[Dataset entries]
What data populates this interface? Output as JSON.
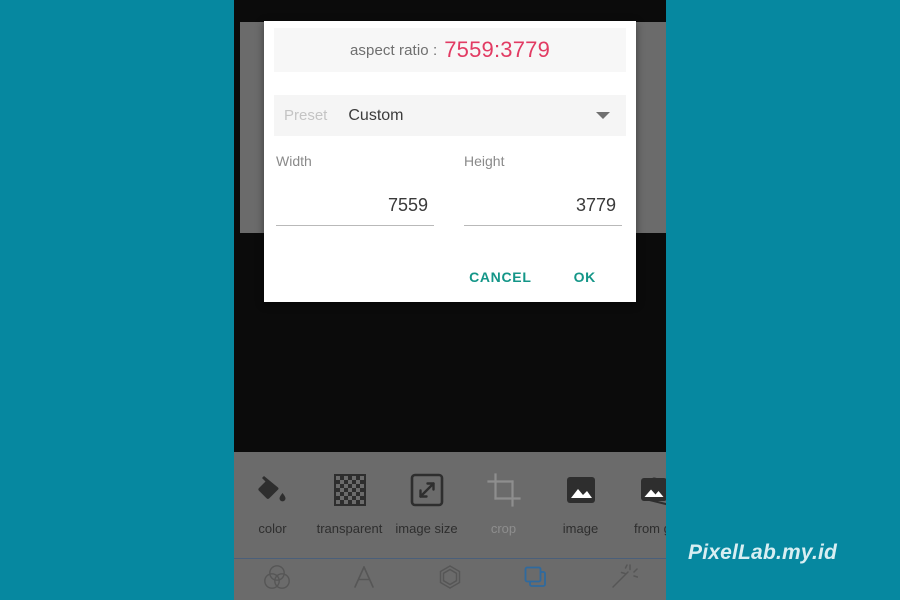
{
  "app": {
    "watermark": "PixelLab.my.id",
    "background_color": "#0688a0",
    "screen_background": "#0b0b0b",
    "toolbar_background": "#6b6b6b"
  },
  "dialog": {
    "aspect_ratio_label": "aspect ratio :",
    "aspect_ratio_value": "7559:3779",
    "aspect_ratio_color": "#e23b63",
    "preset_label": "Preset",
    "preset_value": "Custom",
    "preset_caret_icon": "chevron-down-icon",
    "width_label": "Width",
    "width_value": "7559",
    "height_label": "Height",
    "height_value": "3779",
    "cancel_label": "CANCEL",
    "ok_label": "OK",
    "action_color": "#149688"
  },
  "toolbar": {
    "items": [
      {
        "icon": "paint-bucket-icon",
        "label": "color",
        "disabled": false
      },
      {
        "icon": "checkerboard-icon",
        "label": "transparent",
        "disabled": false
      },
      {
        "icon": "resize-arrows-icon",
        "label": "image size",
        "disabled": false
      },
      {
        "icon": "crop-icon",
        "label": "crop",
        "disabled": true
      },
      {
        "icon": "picture-icon",
        "label": "image",
        "disabled": false
      },
      {
        "icon": "gallery-stack-icon",
        "label": "from gal",
        "disabled": false
      }
    ]
  },
  "bottom_nav": {
    "items": [
      {
        "icon": "venn-circles-icon",
        "active": false
      },
      {
        "icon": "text-a-icon",
        "active": false
      },
      {
        "icon": "hexagon-icon",
        "active": false
      },
      {
        "icon": "layers-icon",
        "active": true
      },
      {
        "icon": "magic-wand-icon",
        "active": false
      }
    ],
    "active_color": "#2f6a9e",
    "inactive_color": "#565656"
  }
}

**EXERCISE BRIEF**.
Make an exact copy of the listing above. Do not include the pictures.

**EXERCISE RESPONSE**.
What data populates this interface? Output as JSON.
{
  "app": {
    "watermark": "PixelLab.my.id",
    "background_color": "#0688a0",
    "screen_background": "#0b0b0b",
    "toolbar_background": "#6b6b6b"
  },
  "dialog": {
    "aspect_ratio_label": "aspect ratio :",
    "aspect_ratio_value": "7559:3779",
    "aspect_ratio_color": "#e23b63",
    "preset_label": "Preset",
    "preset_value": "Custom",
    "preset_caret_icon": "chevron-down-icon",
    "width_label": "Width",
    "width_value": "7559",
    "height_label": "Height",
    "height_value": "3779",
    "cancel_label": "CANCEL",
    "ok_label": "OK",
    "action_color": "#149688"
  },
  "toolbar": {
    "items": [
      {
        "icon": "paint-bucket-icon",
        "label": "color",
        "disabled": false
      },
      {
        "icon": "checkerboard-icon",
        "label": "transparent",
        "disabled": false
      },
      {
        "icon": "resize-arrows-icon",
        "label": "image size",
        "disabled": false
      },
      {
        "icon": "crop-icon",
        "label": "crop",
        "disabled": true
      },
      {
        "icon": "picture-icon",
        "label": "image",
        "disabled": false
      },
      {
        "icon": "gallery-stack-icon",
        "label": "from gal",
        "disabled": false
      }
    ]
  },
  "bottom_nav": {
    "items": [
      {
        "icon": "venn-circles-icon",
        "active": false
      },
      {
        "icon": "text-a-icon",
        "active": false
      },
      {
        "icon": "hexagon-icon",
        "active": false
      },
      {
        "icon": "layers-icon",
        "active": true
      },
      {
        "icon": "magic-wand-icon",
        "active": false
      }
    ],
    "active_color": "#2f6a9e",
    "inactive_color": "#565656"
  }
}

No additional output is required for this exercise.